__Zitierter Textauszug__.
····················

Bild: Ein „T“ an der Telekom-Zentrale in Bonn
Eigentlich ist es recht simpel: In Deutschland dürfen weder der Staat noch
Unternehmen, an denen er mehrheitlich beteiligt ist, Rundfunk veranstalten.
Und der Bund hat sich komplett rauszuhalten. Die Organisation des Rundfunks
ist Ländersache. So hat es einst auch das Bundesverfassungsgericht
entschieden.
Aber was ist mit der Deutschen Telekom? 14,5 Prozent des ehemaligen
staatlichen Unternehmens gehören noch heute dem Bund direkt, 17,5 Prozent
der bundeseigenen Förderbank KfW. Über die Telekom dürften heute mindestens
rund drei Millionen Haushalte ihr Fernsehangebot, das IPTV-Angebot
„Entertain“, beziehen.
Dort gibt es nicht nur die Programme der bekannten Anbieter, sondern auch
eigene Spartenangebote: früher beispielsweise die Fußballbundesliga, heute
mit Basketball oder Eishockey andere Livesport-Übertragungen.

····················

__Aufgaben__.
A – Können Sie den Textauszug über die Telekom und den Rundfunk Wort für Wort wiedergeben?
B – Können Sie aus den Datensätzen den Abschnitt vom Anfang bis einschließlich der Zeile mit „The gas diverting unit 90 is at (702, 82).“ wörtlich zitieren, und zwar nur diesen?

····················

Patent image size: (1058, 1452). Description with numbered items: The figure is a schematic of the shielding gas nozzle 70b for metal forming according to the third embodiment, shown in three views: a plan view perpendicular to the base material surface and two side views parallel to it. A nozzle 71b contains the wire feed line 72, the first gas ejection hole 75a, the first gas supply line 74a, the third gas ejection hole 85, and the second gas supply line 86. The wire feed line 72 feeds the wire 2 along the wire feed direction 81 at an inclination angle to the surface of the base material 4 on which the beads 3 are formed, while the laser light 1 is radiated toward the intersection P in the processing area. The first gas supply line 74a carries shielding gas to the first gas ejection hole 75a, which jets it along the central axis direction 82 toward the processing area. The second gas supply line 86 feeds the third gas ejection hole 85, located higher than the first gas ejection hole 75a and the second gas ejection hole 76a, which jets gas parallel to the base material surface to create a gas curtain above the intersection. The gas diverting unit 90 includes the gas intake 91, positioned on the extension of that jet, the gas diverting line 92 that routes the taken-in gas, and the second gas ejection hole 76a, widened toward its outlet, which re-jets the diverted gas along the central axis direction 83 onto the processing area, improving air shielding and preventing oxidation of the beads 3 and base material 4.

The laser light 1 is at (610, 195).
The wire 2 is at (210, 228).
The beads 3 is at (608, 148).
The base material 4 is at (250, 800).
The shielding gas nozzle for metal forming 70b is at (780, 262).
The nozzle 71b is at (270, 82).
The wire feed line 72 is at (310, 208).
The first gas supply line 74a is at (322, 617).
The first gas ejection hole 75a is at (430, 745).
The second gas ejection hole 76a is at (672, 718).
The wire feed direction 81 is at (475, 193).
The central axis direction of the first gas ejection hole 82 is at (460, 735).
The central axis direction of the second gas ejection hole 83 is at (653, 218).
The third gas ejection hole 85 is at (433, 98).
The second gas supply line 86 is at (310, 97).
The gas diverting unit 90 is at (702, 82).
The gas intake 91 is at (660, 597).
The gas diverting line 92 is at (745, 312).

····················

__Antworten__.
A –
Bild: Ein „T“ an der Telekom-Zentrale in Bonn
Eigentlich ist es recht simpel: In Deutschland dürfen weder der Staat noch
Unternehmen, an denen er mehrheitlich beteiligt ist, Rundfunk veranstalten.
Und der Bund hat sich komplett rauszuhalten. Die Organisation des Rundfunks
ist Ländersache. So hat es einst auch das Bundesverfassungsgericht
entschieden.
Aber was ist mit der Deutschen Telekom? 14,5 Prozent des ehemaligen
staatlichen Unternehmens gehören noch heute dem Bund direkt, 17,5 Prozent
der bundeseigenen Förderbank KfW. Über die Telekom dürften heute mindestens
rund drei Millionen Haushalte ihr Fernsehangebot, das IPTV-Angebot
„Entertain“, beziehen.
Dort gibt es nicht nur die Programme der bekannten Anbieter, sondern auch
eigene Spartenangebote: früher beispielsweise die Fußballbundesliga, heute
mit Basketball oder Eishockey andere Livesport-Übertragungen.

B –
Patent image size: (1058, 1452). Description with numbered items: The figure is a schematic of the shielding gas nozzle 70b for metal forming according to the third embodiment, shown in three views: a plan view perpendicular to the base material surface and two side views parallel to it. A nozzle 71b contains the wire feed line 72, the first gas ejection hole 75a, the first gas supply line 74a, the third gas ejection hole 85, and the second gas supply line 86. The wire feed line 72 feeds the wire 2 along the wire feed direction 81 at an inclination angle to the surface of the base material 4 on which the beads 3 are formed, while the laser light 1 is radiated toward the intersection P in the processing area. The first gas supply line 74a carries shielding gas to the first gas ejection hole 75a, which jets it along the central axis direction 82 toward the processing area. The second gas supply line 86 feeds the third gas ejection hole 85, located higher than the first gas ejection hole 75a and the second gas ejection hole 76a, which jets gas parallel to the base material surface to create a gas curtain above the intersection. The gas diverting unit 90 includes the gas intake 91, positioned on the extension of that jet, the gas diverting line 92 that routes the taken-in gas, and the second gas ejection hole 76a, widened toward its outlet, which re-jets the diverted gas along the central axis direction 83 onto the processing area, improving air shielding and preventing oxidation of the beads 3 and base material 4.

The laser light 1 is at (610, 195).
The wire 2 is at (210, 228).
The beads 3 is at (608, 148).
The base material 4 is at (250, 800).
The shielding gas nozzle for metal forming 70b is at (780, 262).
The nozzle 71b is at (270, 82).
The wire feed line 72 is at (310, 208).
The first gas supply line 74a is at (322, 617).
The first gas ejection hole 75a is at (430, 745).
The second gas ejection hole 76a is at (672, 718).
The wire feed direction 81 is at (475, 193).
The central axis direction of the first gas ejection hole 82 is at (460, 735).
The central axis direction of the second gas ejection hole 83 is at (653, 218).
The third gas ejection hole 85 is at (433, 98).
The second gas supply line 86 is at (310, 97).
The gas diverting unit 90 is at (702, 82).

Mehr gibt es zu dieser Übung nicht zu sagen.